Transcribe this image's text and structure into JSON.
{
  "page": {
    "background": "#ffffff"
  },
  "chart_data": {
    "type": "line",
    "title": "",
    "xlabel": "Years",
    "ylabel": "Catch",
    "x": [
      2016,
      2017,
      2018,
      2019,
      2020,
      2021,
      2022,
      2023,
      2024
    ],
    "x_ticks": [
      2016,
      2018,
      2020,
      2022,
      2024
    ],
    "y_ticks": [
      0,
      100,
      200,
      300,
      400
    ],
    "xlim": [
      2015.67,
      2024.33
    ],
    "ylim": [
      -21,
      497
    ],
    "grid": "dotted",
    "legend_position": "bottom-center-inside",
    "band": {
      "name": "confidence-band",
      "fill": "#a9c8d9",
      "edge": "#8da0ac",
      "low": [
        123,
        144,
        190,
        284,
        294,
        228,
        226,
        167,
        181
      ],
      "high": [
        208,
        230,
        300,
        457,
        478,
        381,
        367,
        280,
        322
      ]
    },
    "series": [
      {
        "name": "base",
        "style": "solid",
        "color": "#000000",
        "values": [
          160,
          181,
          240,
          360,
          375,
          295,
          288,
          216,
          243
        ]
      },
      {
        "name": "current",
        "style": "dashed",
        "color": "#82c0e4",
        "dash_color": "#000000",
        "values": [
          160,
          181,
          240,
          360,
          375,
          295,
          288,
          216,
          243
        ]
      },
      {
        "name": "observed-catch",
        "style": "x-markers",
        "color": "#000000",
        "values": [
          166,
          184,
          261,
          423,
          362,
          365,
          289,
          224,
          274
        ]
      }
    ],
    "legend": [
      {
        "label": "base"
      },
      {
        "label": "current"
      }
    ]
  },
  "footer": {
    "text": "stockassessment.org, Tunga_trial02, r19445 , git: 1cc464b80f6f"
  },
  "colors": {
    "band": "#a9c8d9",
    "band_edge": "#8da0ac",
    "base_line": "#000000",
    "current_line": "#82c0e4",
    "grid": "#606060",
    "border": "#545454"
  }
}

- - - - - - -

(Set exercise):
Give all the entries again exactly; leave none out.

(Task answer):
Transcribe this image's text and structure into JSON.
{
  "page": {
    "background": "#ffffff"
  },
  "chart_data": {
    "type": "line",
    "title": "",
    "xlabel": "Years",
    "ylabel": "Catch",
    "x": [
      2016,
      2017,
      2018,
      2019,
      2020,
      2021,
      2022,
      2023,
      2024
    ],
    "x_ticks": [
      2016,
      2018,
      2020,
      2022,
      2024
    ],
    "y_ticks": [
      0,
      100,
      200,
      300,
      400
    ],
    "xlim": [
      2015.67,
      2024.33
    ],
    "ylim": [
      -21,
      497
    ],
    "grid": "dotted",
    "legend_position": "bottom-center-inside",
    "band": {
      "name": "confidence-band",
      "fill": "#a9c8d9",
      "edge": "#8da0ac",
      "low": [
        123,
        144,
        190,
        284,
        294,
        228,
        226,
        167,
        181
      ],
      "high": [
        208,
        230,
        300,
        457,
        478,
        381,
        367,
        280,
        322
      ]
    },
    "series": [
      {
        "name": "base",
        "style": "solid",
        "color": "#000000",
        "values": [
          160,
          181,
          240,
          360,
          375,
          295,
          288,
          216,
          243
        ]
      },
      {
        "name": "current",
        "style": "dashed",
        "color": "#82c0e4",
        "dash_color": "#000000",
        "values": [
          160,
          181,
          240,
          360,
          375,
          295,
          288,
          216,
          243
        ]
      },
      {
        "name": "observed-catch",
        "style": "x-markers",
        "color": "#000000",
        "values": [
          166,
          184,
          261,
          423,
          362,
          365,
          289,
          224,
          274
        ]
      }
    ],
    "legend": [
      {
        "label": "base"
      },
      {
        "label": "current"
      }
    ]
  },
  "footer": {
    "text": "stockassessment.org, Tunga_trial02, r19445 , git: 1cc464b80f6f"
  },
  "colors": {
    "band": "#a9c8d9",
    "band_edge": "#8da0ac",
    "base_line": "#000000",
    "current_line": "#82c0e4",
    "grid": "#606060",
    "border": "#545454"
  }
}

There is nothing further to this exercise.